From the records below, give the number of lines that contain the string "Material", without any other text.
■ ■ ■
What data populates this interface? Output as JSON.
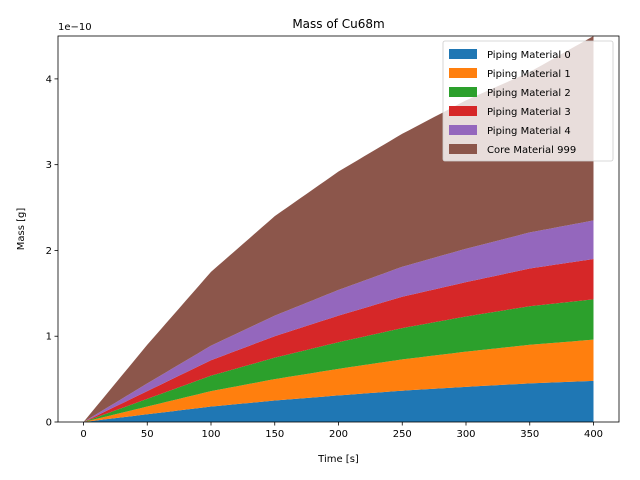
{
  "chart_data": {
    "type": "area",
    "stacked": true,
    "title": "Mass of Cu68m",
    "xlabel": "Time [s]",
    "ylabel": "Mass [g]",
    "y_offset_text": "1e−10",
    "xlim": [
      -20,
      420
    ],
    "ylim": [
      0,
      4.5
    ],
    "xticks": [
      0,
      50,
      100,
      150,
      200,
      250,
      300,
      350,
      400
    ],
    "yticks": [
      0,
      1,
      2,
      3,
      4
    ],
    "grid": false,
    "legend_position": "top-right",
    "x": [
      0,
      50,
      100,
      150,
      200,
      250,
      300,
      350,
      400
    ],
    "series": [
      {
        "name": "Piping Material 0",
        "color": "#1f77b4",
        "values": [
          0,
          0.09,
          0.18,
          0.25,
          0.31,
          0.365,
          0.41,
          0.45,
          0.48
        ]
      },
      {
        "name": "Piping Material 1",
        "color": "#ff7f0e",
        "values": [
          0,
          0.09,
          0.18,
          0.25,
          0.31,
          0.365,
          0.41,
          0.45,
          0.48
        ]
      },
      {
        "name": "Piping Material 2",
        "color": "#2ca02c",
        "values": [
          0,
          0.09,
          0.18,
          0.25,
          0.31,
          0.365,
          0.41,
          0.45,
          0.47
        ]
      },
      {
        "name": "Piping Material 3",
        "color": "#d62728",
        "values": [
          0,
          0.09,
          0.18,
          0.25,
          0.31,
          0.365,
          0.4,
          0.44,
          0.47
        ]
      },
      {
        "name": "Piping Material 4",
        "color": "#9467bd",
        "values": [
          0,
          0.09,
          0.17,
          0.24,
          0.3,
          0.35,
          0.39,
          0.42,
          0.45
        ]
      },
      {
        "name": "Core Material 999",
        "color": "#8c564b",
        "values": [
          0,
          0.45,
          0.86,
          1.16,
          1.38,
          1.55,
          1.73,
          1.87,
          2.15
        ]
      }
    ]
  }
}
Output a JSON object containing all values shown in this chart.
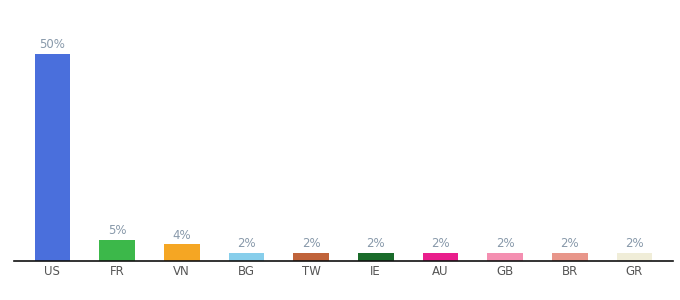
{
  "categories": [
    "US",
    "FR",
    "VN",
    "BG",
    "TW",
    "IE",
    "AU",
    "GB",
    "BR",
    "GR"
  ],
  "values": [
    50,
    5,
    4,
    2,
    2,
    2,
    2,
    2,
    2,
    2
  ],
  "colors": [
    "#4a6fdc",
    "#3cb84a",
    "#f5a623",
    "#87ceeb",
    "#c0633a",
    "#1a6b2a",
    "#e91e8c",
    "#f48fb1",
    "#e8968a",
    "#f0edd8"
  ],
  "label_color": "#8899aa",
  "label_fontsize": 8.5,
  "tick_fontsize": 8.5,
  "tick_color": "#555555",
  "background_color": "#ffffff",
  "ylim": [
    0,
    58
  ],
  "bar_width": 0.55
}
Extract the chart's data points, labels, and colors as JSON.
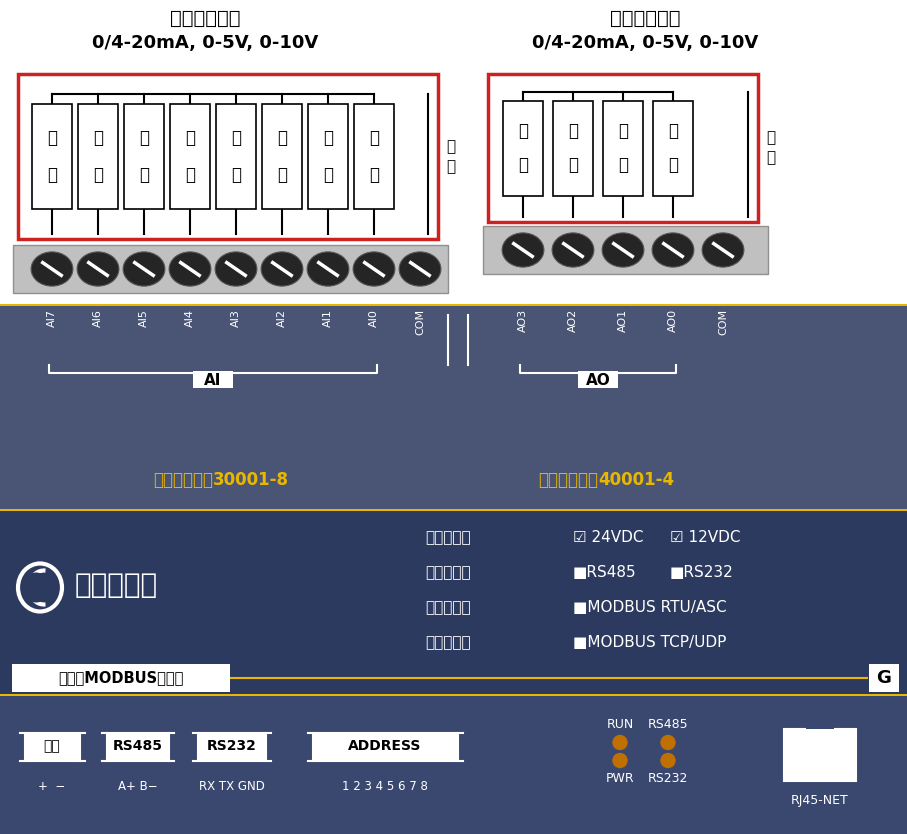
{
  "bg_white": "#ffffff",
  "bg_steel": "#4a5575",
  "bg_dark": "#2d3a5f",
  "bg_term": "#3a4870",
  "yellow": "#e8b800",
  "red_border": "#cc2222",
  "screw_dark": "#252525",
  "screw_light": "#aaaaaa",
  "title_ai": "模拟量输入：",
  "subtitle_ai": "0/4-20mA, 0-5V, 0-10V",
  "title_ao": "模拟量输出：",
  "subtitle_ao": "0/4-20mA, 0-5V, 0-10V",
  "signal_char": "信号",
  "load_char": "负载",
  "neg_char": "负端",
  "ai_labels": [
    "AI7",
    "AI6",
    "AI5",
    "AI4",
    "AI3",
    "AI2",
    "AI1",
    "AI0",
    "COM"
  ],
  "ao_labels": [
    "AO3",
    "AO2",
    "AO1",
    "AO0",
    "COM"
  ],
  "reg_ai_pre": "寄存器地址：",
  "reg_ai_num": "30001-8",
  "reg_ao_pre": "寄存器地址：",
  "reg_ao_num": "40001-4",
  "logo_text": "工业控制器",
  "spec1_pre": "供电电压：",
  "spec1_a": "☑ 24VDC",
  "spec1_b": "☑ 12VDC",
  "spec2_pre": "通讯接口：",
  "spec2_a": "■RS485",
  "spec2_b": "■RS232",
  "spec3_pre": "通讯协议：",
  "spec3_a": "■MODBUS RTU/ASC",
  "spec4_pre": "以太网口：",
  "spec4_a": "■MODBUS TCP/UDP",
  "bottom_label": "高性能MODBUS控制器",
  "G_label": "G",
  "lbl_power": "电源",
  "lbl_rs485": "RS485",
  "lbl_rs232": "RS232",
  "lbl_addr": "ADDRESS",
  "sub_power": "+  −",
  "sub_rs485": "A+ B−",
  "sub_rs232": "RX TX GND",
  "sub_addr": "1 2 3 4 5 6 7 8",
  "lbl_run": "RUN",
  "lbl_pwr": "PWR",
  "lbl_rs485b": "RS485",
  "lbl_rs232b": "RS232",
  "lbl_rj45": "RJ45-NET"
}
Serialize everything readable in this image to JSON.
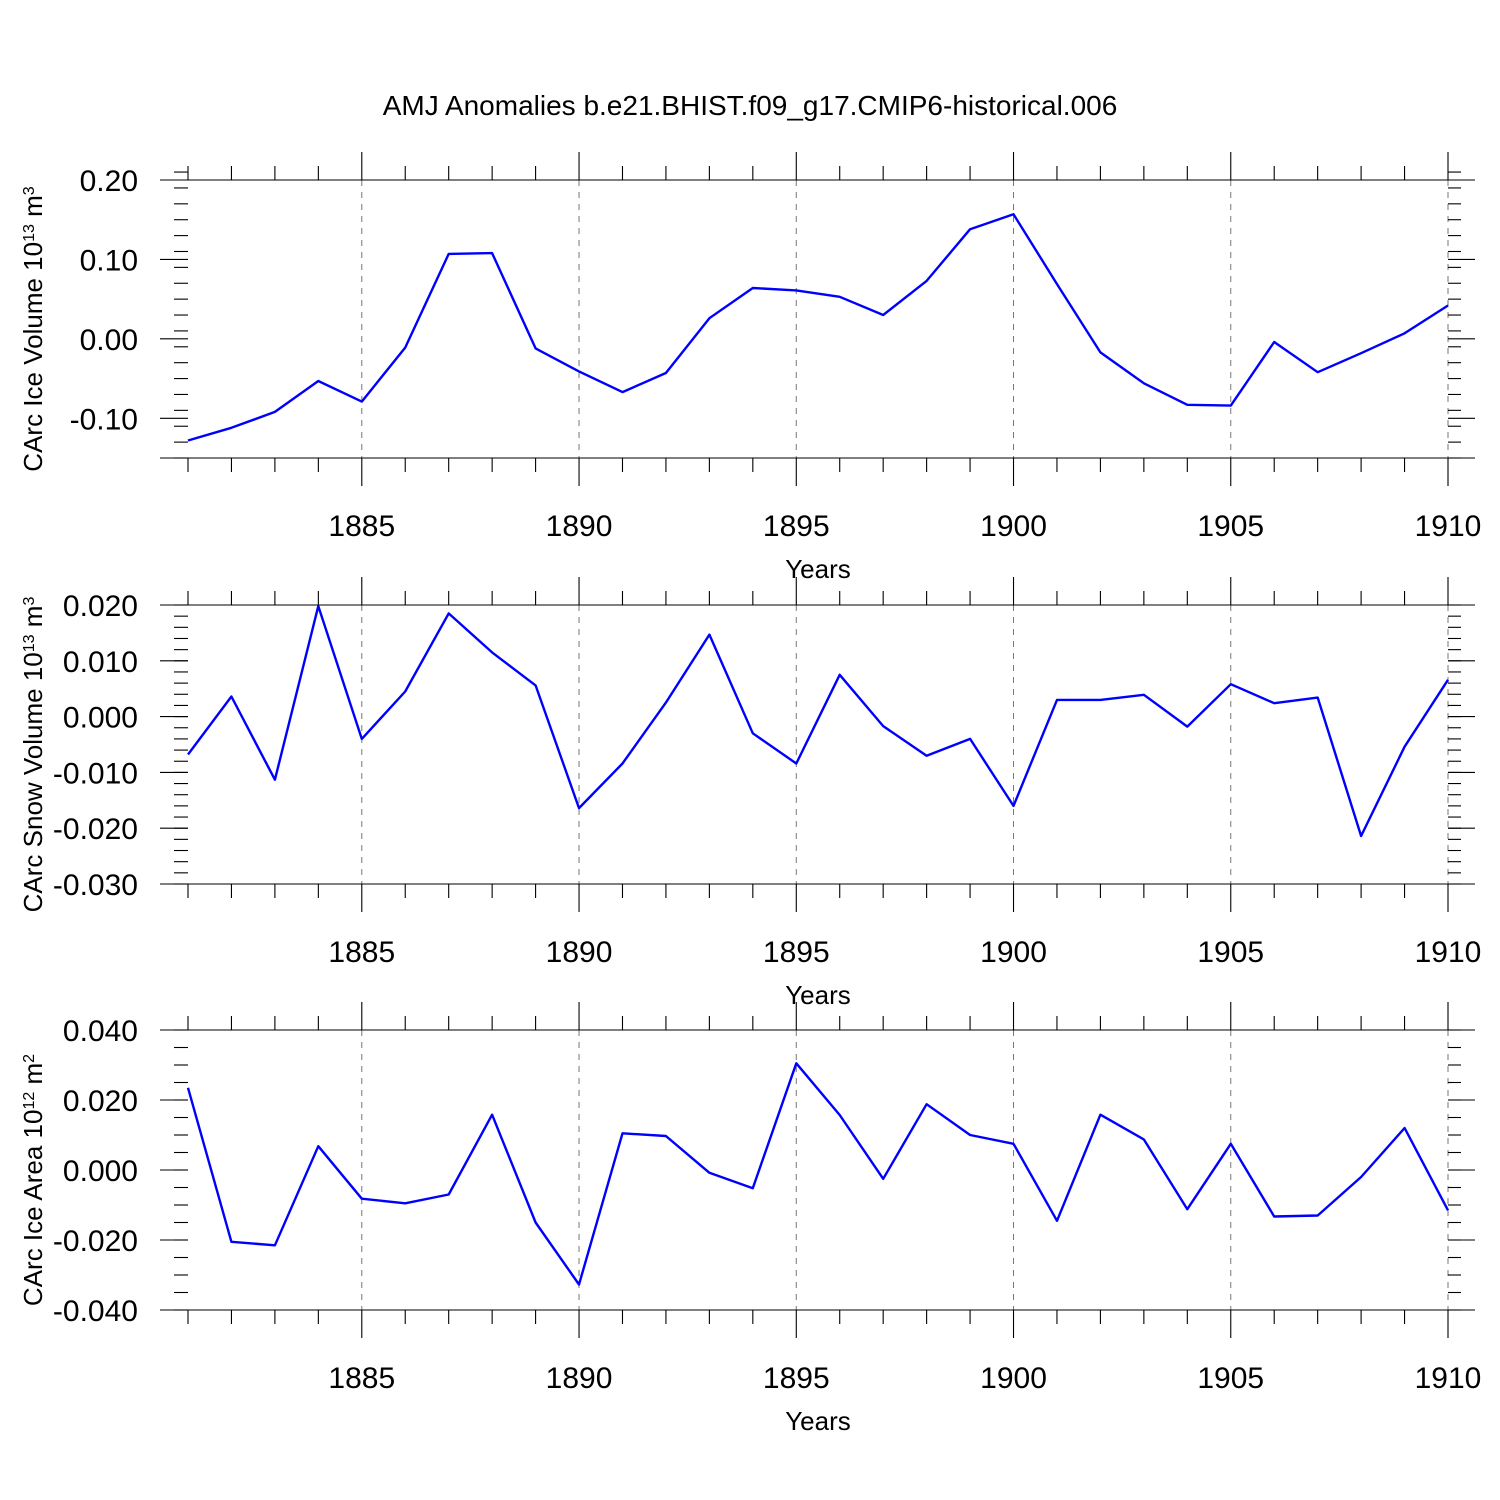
{
  "title": "AMJ Anomalies b.e21.BHIST.f09_g17.CMIP6-historical.006",
  "colors": {
    "line": "#0000ff",
    "axis": "#000000",
    "grid": "#777777"
  },
  "chart_data": [
    {
      "type": "line",
      "ylabel": "CArc Ice Volume 10",
      "ylabel_exp": "13",
      "ylabel_unit": " m",
      "ylabel_unit_exp": "3",
      "xlabel": "Years",
      "xlim": [
        1881,
        1910
      ],
      "ylim": [
        -0.15,
        0.2
      ],
      "yticks": [
        -0.1,
        0.0,
        0.1,
        0.2
      ],
      "yticklabels": [
        "-0.10",
        "0.00",
        "0.10",
        "0.20"
      ],
      "yminor": 0.02,
      "xticks": [
        1885,
        1890,
        1895,
        1900,
        1905,
        1910
      ],
      "xticklabels": [
        "1885",
        "1890",
        "1895",
        "1900",
        "1905",
        "1910"
      ],
      "x": [
        1881,
        1882,
        1883,
        1884,
        1885,
        1886,
        1887,
        1888,
        1889,
        1890,
        1891,
        1892,
        1893,
        1894,
        1895,
        1896,
        1897,
        1898,
        1899,
        1900,
        1901,
        1902,
        1903,
        1904,
        1905,
        1906,
        1907,
        1908,
        1909,
        1910
      ],
      "values": [
        -0.128,
        -0.112,
        -0.092,
        -0.053,
        -0.079,
        -0.011,
        0.107,
        0.108,
        -0.012,
        -0.041,
        -0.067,
        -0.043,
        0.026,
        0.064,
        0.061,
        0.053,
        0.03,
        0.073,
        0.138,
        0.157,
        0.069,
        -0.017,
        -0.056,
        -0.083,
        -0.084,
        -0.004,
        -0.042,
        -0.018,
        0.007,
        0.042
      ]
    },
    {
      "type": "line",
      "ylabel": "CArc Snow Volume 10",
      "ylabel_exp": "13",
      "ylabel_unit": " m",
      "ylabel_unit_exp": "3",
      "xlabel": "Years",
      "xlim": [
        1881,
        1910
      ],
      "ylim": [
        -0.03,
        0.02
      ],
      "yticks": [
        -0.03,
        -0.02,
        -0.01,
        0.0,
        0.01,
        0.02
      ],
      "yticklabels": [
        "-0.030",
        "-0.020",
        "-0.010",
        "0.000",
        "0.010",
        "0.020"
      ],
      "yminor": 0.002,
      "xticks": [
        1885,
        1890,
        1895,
        1900,
        1905,
        1910
      ],
      "xticklabels": [
        "1885",
        "1890",
        "1895",
        "1900",
        "1905",
        "1910"
      ],
      "x": [
        1881,
        1882,
        1883,
        1884,
        1885,
        1886,
        1887,
        1888,
        1889,
        1890,
        1891,
        1892,
        1893,
        1894,
        1895,
        1896,
        1897,
        1898,
        1899,
        1900,
        1901,
        1902,
        1903,
        1904,
        1905,
        1906,
        1907,
        1908,
        1909,
        1910
      ],
      "values": [
        -0.0068,
        0.0036,
        -0.0113,
        0.0198,
        -0.004,
        0.0045,
        0.0185,
        0.0115,
        0.0056,
        -0.0164,
        -0.0084,
        0.0025,
        0.0147,
        -0.003,
        -0.0084,
        0.0075,
        -0.0017,
        -0.007,
        -0.004,
        -0.016,
        0.003,
        0.003,
        0.0039,
        -0.0018,
        0.0058,
        0.0024,
        0.0034,
        -0.0214,
        -0.0054,
        0.0066
      ]
    },
    {
      "type": "line",
      "ylabel": "CArc Ice Area 10",
      "ylabel_exp": "12",
      "ylabel_unit": " m",
      "ylabel_unit_exp": "2",
      "xlabel": "Years",
      "xlim": [
        1881,
        1910
      ],
      "ylim": [
        -0.04,
        0.04
      ],
      "yticks": [
        -0.04,
        -0.02,
        0.0,
        0.02,
        0.04
      ],
      "yticklabels": [
        "-0.040",
        "-0.020",
        "0.000",
        "0.020",
        "0.040"
      ],
      "yminor": 0.005,
      "xticks": [
        1885,
        1890,
        1895,
        1900,
        1905,
        1910
      ],
      "xticklabels": [
        "1885",
        "1890",
        "1895",
        "1900",
        "1905",
        "1910"
      ],
      "x": [
        1881,
        1882,
        1883,
        1884,
        1885,
        1886,
        1887,
        1888,
        1889,
        1890,
        1891,
        1892,
        1893,
        1894,
        1895,
        1896,
        1897,
        1898,
        1899,
        1900,
        1901,
        1902,
        1903,
        1904,
        1905,
        1906,
        1907,
        1908,
        1909,
        1910
      ],
      "values": [
        0.0235,
        -0.0205,
        -0.0215,
        0.0068,
        -0.0082,
        -0.0095,
        -0.007,
        0.0158,
        -0.015,
        -0.0327,
        0.0105,
        0.0097,
        -0.0008,
        -0.0052,
        0.0305,
        0.0157,
        -0.0025,
        0.0188,
        0.01,
        0.0075,
        -0.0145,
        0.0158,
        0.0087,
        -0.0112,
        0.0075,
        -0.0133,
        -0.013,
        -0.002,
        0.012,
        -0.0115
      ]
    }
  ]
}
■ ■ ■
→ RESPONSE TO THE TASK: 6